[Figure data in JSON]
********

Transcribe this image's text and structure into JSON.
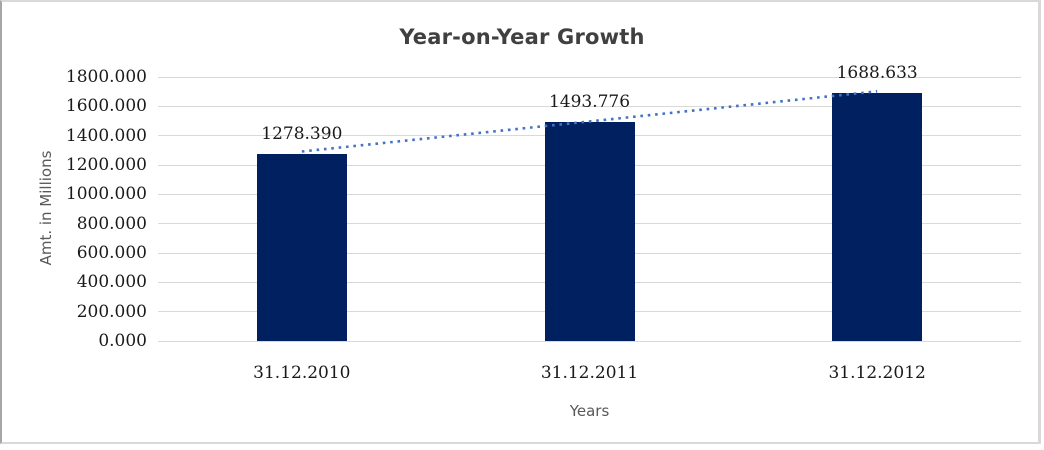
{
  "title": "Year-on-Year Growth",
  "chart_data": {
    "type": "bar",
    "title": "Year-on-Year Growth",
    "xlabel": "Years",
    "ylabel": "Amt. in Millions",
    "categories": [
      "31.12.2010",
      "31.12.2011",
      "31.12.2012"
    ],
    "values": [
      1278.39,
      1493.776,
      1688.633
    ],
    "data_labels": [
      "1278.390",
      "1493.776",
      "1688.633"
    ],
    "ylim": [
      0,
      1800
    ],
    "yticks": [
      0,
      200,
      400,
      600,
      800,
      1000,
      1200,
      1400,
      1600,
      1800
    ],
    "ytick_labels": [
      "0.000",
      "200.000",
      "400.000",
      "600.000",
      "800.000",
      "1000.000",
      "1200.000",
      "1400.000",
      "1600.000",
      "1800.000"
    ],
    "grid": true,
    "legend": "none",
    "trendline": {
      "type": "linear",
      "style": "dotted"
    }
  },
  "colors": {
    "bar": "#002060",
    "trendline": "#4472c4",
    "gridline": "#d9d9d9",
    "title_text": "#404040",
    "axis_title_text": "#595959",
    "tick_text": "#1a1a1a",
    "frame_light": "#d9d9d9",
    "frame_dark": "#a6a6a6",
    "background": "#ffffff"
  }
}
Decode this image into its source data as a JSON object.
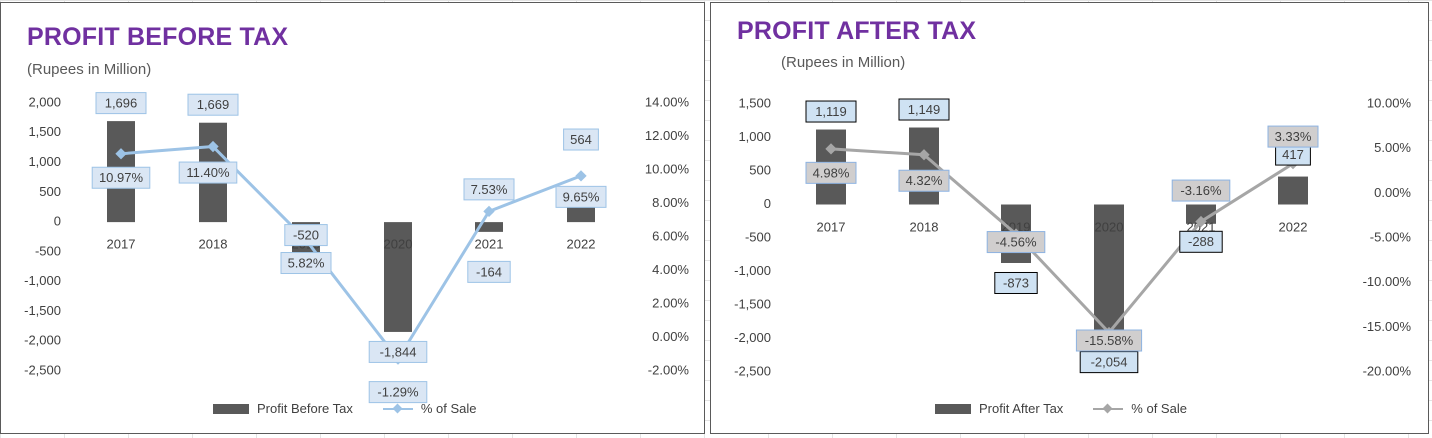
{
  "chart_data": [
    {
      "type": "bar",
      "title": "PROFIT BEFORE TAX",
      "subtitle": "(Rupees in Million)",
      "categories": [
        "2017",
        "2018",
        "2019",
        "2020",
        "2021",
        "2022"
      ],
      "series": [
        {
          "name": "Profit Before Tax",
          "axis": "primary",
          "type": "bar",
          "values": [
            1696,
            1669,
            -520,
            -1844,
            -164,
            564
          ]
        },
        {
          "name": "% of Sale",
          "axis": "secondary",
          "type": "line",
          "values": [
            10.97,
            11.4,
            5.82,
            -1.29,
            7.53,
            9.65
          ]
        }
      ],
      "bar_labels": [
        "1,696",
        "1,669",
        "-520",
        "-1,844",
        "-164",
        "564"
      ],
      "line_labels": [
        "10.97%",
        "11.40%",
        "5.82%",
        "-1.29%",
        "7.53%",
        "9.65%"
      ],
      "y_ticks": [
        "2,000",
        "1,500",
        "1,000",
        "500",
        "0",
        "-500",
        "-1,000",
        "-1,500",
        "-2,000",
        "-2,500"
      ],
      "y_tick_values": [
        2000,
        1500,
        1000,
        500,
        0,
        -500,
        -1000,
        -1500,
        -2000,
        -2500
      ],
      "y2_ticks": [
        "14.00%",
        "12.00%",
        "10.00%",
        "8.00%",
        "6.00%",
        "4.00%",
        "2.00%",
        "0.00%",
        "-2.00%"
      ],
      "y2_tick_values": [
        14,
        12,
        10,
        8,
        6,
        4,
        2,
        0,
        -2
      ],
      "ylim": [
        -2500,
        2000
      ],
      "y2lim": [
        -2,
        14
      ],
      "legend_position": "bottom",
      "grid": false,
      "colors": {
        "bar": "#595959",
        "line": "#9dc3e6",
        "label_fill": "#dae6f4",
        "label_border": "#9dc3e6"
      }
    },
    {
      "type": "bar",
      "title": "PROFIT AFTER TAX",
      "subtitle": "(Rupees in Million)",
      "categories": [
        "2017",
        "2018",
        "2019",
        "2020",
        "2021",
        "2022"
      ],
      "series": [
        {
          "name": "Profit After Tax",
          "axis": "primary",
          "type": "bar",
          "values": [
            1119,
            1149,
            -873,
            -2054,
            -288,
            417
          ]
        },
        {
          "name": "% of Sale",
          "axis": "secondary",
          "type": "line",
          "values": [
            4.98,
            4.32,
            -4.56,
            -15.58,
            -3.16,
            3.33
          ]
        }
      ],
      "bar_labels": [
        "1,119",
        "1,149",
        "-873",
        "-2,054",
        "-288",
        "417"
      ],
      "line_labels": [
        "4.98%",
        "4.32%",
        "-4.56%",
        "-15.58%",
        "-3.16%",
        "3.33%"
      ],
      "y_ticks": [
        "1,500",
        "1,000",
        "500",
        "0",
        "-500",
        "-1,000",
        "-1,500",
        "-2,000",
        "-2,500"
      ],
      "y_tick_values": [
        1500,
        1000,
        500,
        0,
        -500,
        -1000,
        -1500,
        -2000,
        -2500
      ],
      "y2_ticks": [
        "10.00%",
        "5.00%",
        "0.00%",
        "-5.00%",
        "-10.00%",
        "-15.00%",
        "-20.00%"
      ],
      "y2_tick_values": [
        10,
        5,
        0,
        -5,
        -10,
        -15,
        -20
      ],
      "ylim": [
        -2500,
        1500
      ],
      "y2lim": [
        -20,
        10
      ],
      "legend_position": "bottom",
      "grid": false,
      "colors": {
        "bar": "#595959",
        "line": "#a6a6a6",
        "bar_label_fill": "#cfe2f3",
        "bar_label_border": "#000000",
        "line_label_fill": "#d0cece",
        "line_label_border": "#8db3e2"
      }
    }
  ]
}
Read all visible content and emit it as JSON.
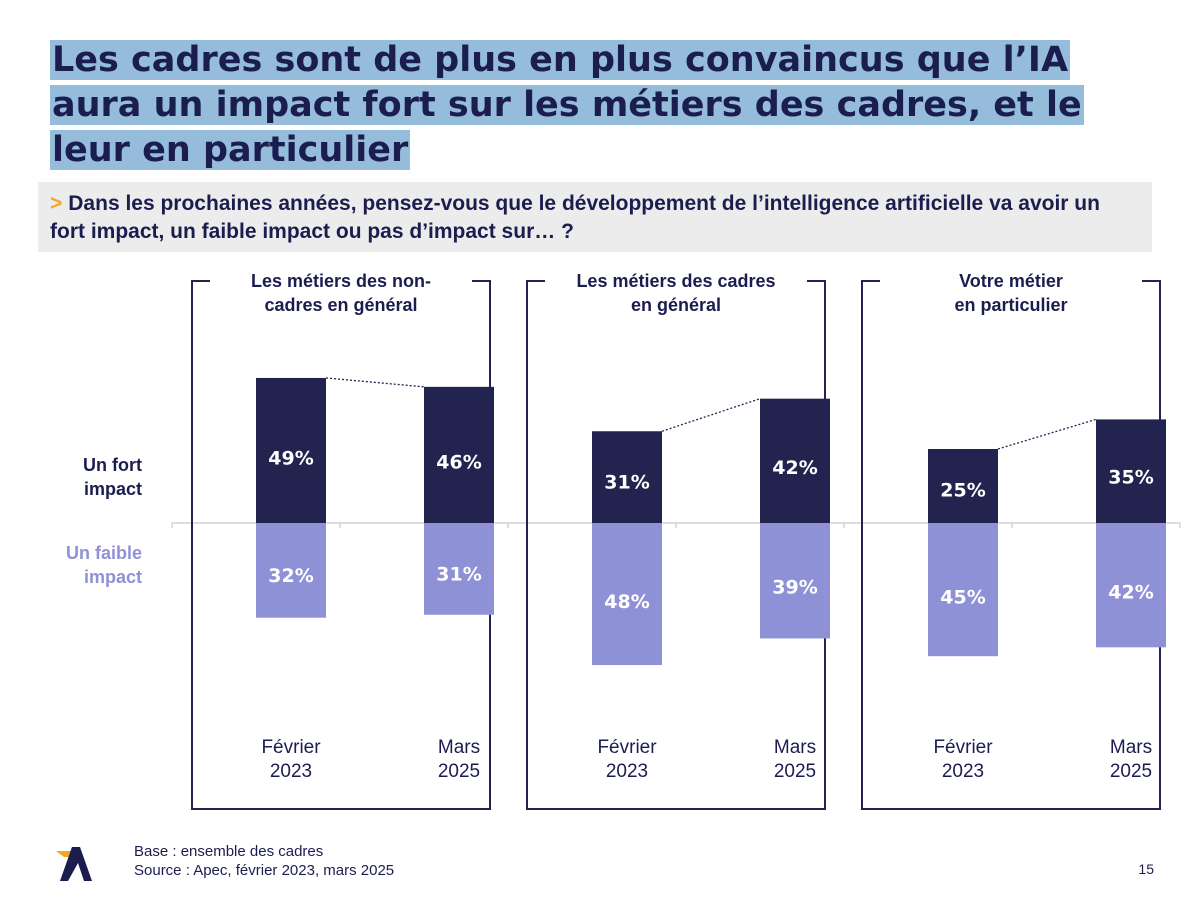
{
  "title": "Les cadres sont de plus en plus convaincus que l’IA aura un impact fort sur les métiers des cadres, et le leur en particulier",
  "question": {
    "marker": ">",
    "text": "Dans les prochaines années, pensez-vous que le développement de l’intelligence artificielle va avoir un fort impact, un faible impact ou pas d’impact sur… ?"
  },
  "legend": {
    "strong": "Un fort impact",
    "weak": "Un faible impact"
  },
  "colors": {
    "strong": "#23234f",
    "weak": "#8f91d6",
    "title_highlight": "#95bddb",
    "accent": "#f5a623"
  },
  "chart_data": {
    "type": "bar",
    "stacking": "diverging",
    "panels": [
      {
        "title_lines": [
          "Les métiers des non-",
          "cadres en général"
        ],
        "categories": [
          [
            "Février",
            "2023"
          ],
          [
            "Mars",
            "2025"
          ]
        ],
        "series": [
          {
            "name": "Un fort impact",
            "values": [
              49,
              46
            ],
            "labels": [
              "49%",
              "46%"
            ]
          },
          {
            "name": "Un faible impact",
            "values": [
              32,
              31
            ],
            "labels": [
              "32%",
              "31%"
            ]
          }
        ]
      },
      {
        "title_lines": [
          "Les métiers des cadres",
          "en général"
        ],
        "categories": [
          [
            "Février",
            "2023"
          ],
          [
            "Mars",
            "2025"
          ]
        ],
        "series": [
          {
            "name": "Un fort impact",
            "values": [
              31,
              42
            ],
            "labels": [
              "31%",
              "42%"
            ]
          },
          {
            "name": "Un faible impact",
            "values": [
              48,
              39
            ],
            "labels": [
              "48%",
              "39%"
            ]
          }
        ]
      },
      {
        "title_lines": [
          "Votre métier",
          "en particulier"
        ],
        "categories": [
          [
            "Février",
            "2023"
          ],
          [
            "Mars",
            "2025"
          ]
        ],
        "series": [
          {
            "name": "Un fort impact",
            "values": [
              25,
              35
            ],
            "labels": [
              "25%",
              "35%"
            ]
          },
          {
            "name": "Un faible impact",
            "values": [
              45,
              42
            ],
            "labels": [
              "45%",
              "42%"
            ]
          }
        ]
      }
    ]
  },
  "footer": {
    "base": "Base : ensemble des cadres",
    "source": "Source : Apec, février 2023, mars 2025"
  },
  "page_number": "15"
}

********

Goal:
Without including any pictures, reproduce the listing exactly.

Answer to this problem:
Transcribe this image's text and structure into JSON.
{
  "title": "Year-on-Year Growth",
  "chart_data": {
    "type": "bar",
    "title": "Year-on-Year Growth",
    "xlabel": "Years",
    "ylabel": "Amt. in Millions",
    "categories": [
      "31.12.2010",
      "31.12.2011",
      "31.12.2012"
    ],
    "values": [
      1278.39,
      1493.776,
      1688.633
    ],
    "data_labels": [
      "1278.390",
      "1493.776",
      "1688.633"
    ],
    "ylim": [
      0,
      1800
    ],
    "yticks": [
      0,
      200,
      400,
      600,
      800,
      1000,
      1200,
      1400,
      1600,
      1800
    ],
    "ytick_labels": [
      "0.000",
      "200.000",
      "400.000",
      "600.000",
      "800.000",
      "1000.000",
      "1200.000",
      "1400.000",
      "1600.000",
      "1800.000"
    ],
    "grid": true,
    "legend": "none",
    "trendline": {
      "type": "linear",
      "style": "dotted"
    }
  },
  "colors": {
    "bar": "#002060",
    "trendline": "#4472c4",
    "gridline": "#d9d9d9",
    "title_text": "#404040",
    "axis_title_text": "#595959",
    "tick_text": "#1a1a1a",
    "frame_light": "#d9d9d9",
    "frame_dark": "#a6a6a6",
    "background": "#ffffff"
  }
}
Decode this image into its source data as a JSON object.
{
  "chart_data": [
    {
      "type": "bar",
      "title": "PROFIT BEFORE TAX",
      "subtitle": "(Rupees in Million)",
      "categories": [
        "2017",
        "2018",
        "2019",
        "2020",
        "2021",
        "2022"
      ],
      "series": [
        {
          "name": "Profit Before Tax",
          "axis": "primary",
          "type": "bar",
          "values": [
            1696,
            1669,
            -520,
            -1844,
            -164,
            564
          ]
        },
        {
          "name": "% of Sale",
          "axis": "secondary",
          "type": "line",
          "values": [
            10.97,
            11.4,
            5.82,
            -1.29,
            7.53,
            9.65
          ]
        }
      ],
      "bar_labels": [
        "1,696",
        "1,669",
        "-520",
        "-1,844",
        "-164",
        "564"
      ],
      "line_labels": [
        "10.97%",
        "11.40%",
        "5.82%",
        "-1.29%",
        "7.53%",
        "9.65%"
      ],
      "y_ticks": [
        "2,000",
        "1,500",
        "1,000",
        "500",
        "0",
        "-500",
        "-1,000",
        "-1,500",
        "-2,000",
        "-2,500"
      ],
      "y_tick_values": [
        2000,
        1500,
        1000,
        500,
        0,
        -500,
        -1000,
        -1500,
        -2000,
        -2500
      ],
      "y2_ticks": [
        "14.00%",
        "12.00%",
        "10.00%",
        "8.00%",
        "6.00%",
        "4.00%",
        "2.00%",
        "0.00%",
        "-2.00%"
      ],
      "y2_tick_values": [
        14,
        12,
        10,
        8,
        6,
        4,
        2,
        0,
        -2
      ],
      "ylim": [
        -2500,
        2000
      ],
      "y2lim": [
        -2,
        14
      ],
      "legend_position": "bottom",
      "grid": false,
      "colors": {
        "bar": "#595959",
        "line": "#9dc3e6",
        "label_fill": "#dae6f4",
        "label_border": "#9dc3e6"
      }
    },
    {
      "type": "bar",
      "title": "PROFIT AFTER TAX",
      "subtitle": "(Rupees in Million)",
      "categories": [
        "2017",
        "2018",
        "2019",
        "2020",
        "2021",
        "2022"
      ],
      "series": [
        {
          "name": "Profit After Tax",
          "axis": "primary",
          "type": "bar",
          "values": [
            1119,
            1149,
            -873,
            -2054,
            -288,
            417
          ]
        },
        {
          "name": "% of Sale",
          "axis": "secondary",
          "type": "line",
          "values": [
            4.98,
            4.32,
            -4.56,
            -15.58,
            -3.16,
            3.33
          ]
        }
      ],
      "bar_labels": [
        "1,119",
        "1,149",
        "-873",
        "-2,054",
        "-288",
        "417"
      ],
      "line_labels": [
        "4.98%",
        "4.32%",
        "-4.56%",
        "-15.58%",
        "-3.16%",
        "3.33%"
      ],
      "y_ticks": [
        "1,500",
        "1,000",
        "500",
        "0",
        "-500",
        "-1,000",
        "-1,500",
        "-2,000",
        "-2,500"
      ],
      "y_tick_values": [
        1500,
        1000,
        500,
        0,
        -500,
        -1000,
        -1500,
        -2000,
        -2500
      ],
      "y2_ticks": [
        "10.00%",
        "5.00%",
        "0.00%",
        "-5.00%",
        "-10.00%",
        "-15.00%",
        "-20.00%"
      ],
      "y2_tick_values": [
        10,
        5,
        0,
        -5,
        -10,
        -15,
        -20
      ],
      "ylim": [
        -2500,
        1500
      ],
      "y2lim": [
        -20,
        10
      ],
      "legend_position": "bottom",
      "grid": false,
      "colors": {
        "bar": "#595959",
        "line": "#a6a6a6",
        "bar_label_fill": "#cfe2f3",
        "bar_label_border": "#000000",
        "line_label_fill": "#d0cece",
        "line_label_border": "#8db3e2"
      }
    }
  ]
}
Read all visible content and emit it as JSON.
{
  "title": "Les cadres sont de plus en plus convaincus que l’IA aura un impact fort sur les métiers des cadres, et le leur en particulier",
  "question": {
    "marker": ">",
    "text": "Dans les prochaines années, pensez-vous que le développement de l’intelligence artificielle va avoir un fort impact, un faible impact ou pas d’impact sur… ?"
  },
  "legend": {
    "strong": "Un fort impact",
    "weak": "Un faible impact"
  },
  "colors": {
    "strong": "#23234f",
    "weak": "#8f91d6",
    "title_highlight": "#95bddb",
    "accent": "#f5a623"
  },
  "chart_data": {
    "type": "bar",
    "stacking": "diverging",
    "panels": [
      {
        "title_lines": [
          "Les métiers des non-",
          "cadres en général"
        ],
        "categories": [
          [
            "Février",
            "2023"
          ],
          [
            "Mars",
            "2025"
          ]
        ],
        "series": [
          {
            "name": "Un fort impact",
            "values": [
              49,
              46
            ],
            "labels": [
              "49%",
              "46%"
            ]
          },
          {
            "name": "Un faible impact",
            "values": [
              32,
              31
            ],
            "labels": [
              "32%",
              "31%"
            ]
          }
        ]
      },
      {
        "title_lines": [
          "Les métiers des cadres",
          "en général"
        ],
        "categories": [
          [
            "Février",
            "2023"
          ],
          [
            "Mars",
            "2025"
          ]
        ],
        "series": [
          {
            "name": "Un fort impact",
            "values": [
              31,
              42
            ],
            "labels": [
              "31%",
              "42%"
            ]
          },
          {
            "name": "Un faible impact",
            "values": [
              48,
              39
            ],
            "labels": [
              "48%",
              "39%"
            ]
          }
        ]
      },
      {
        "title_lines": [
          "Votre métier",
          "en particulier"
        ],
        "categories": [
          [
            "Février",
            "2023"
          ],
          [
            "Mars",
            "2025"
          ]
        ],
        "series": [
          {
            "name": "Un fort impact",
            "values": [
              25,
              35
            ],
            "labels": [
              "25%",
              "35%"
            ]
          },
          {
            "name": "Un faible impact",
            "values": [
              45,
              42
            ],
            "labels": [
              "45%",
              "42%"
            ]
          }
        ]
      }
    ]
  },
  "footer": {
    "base": "Base : ensemble des cadres",
    "source": "Source : Apec, février 2023, mars 2025"
  },
  "page_number": "15"
}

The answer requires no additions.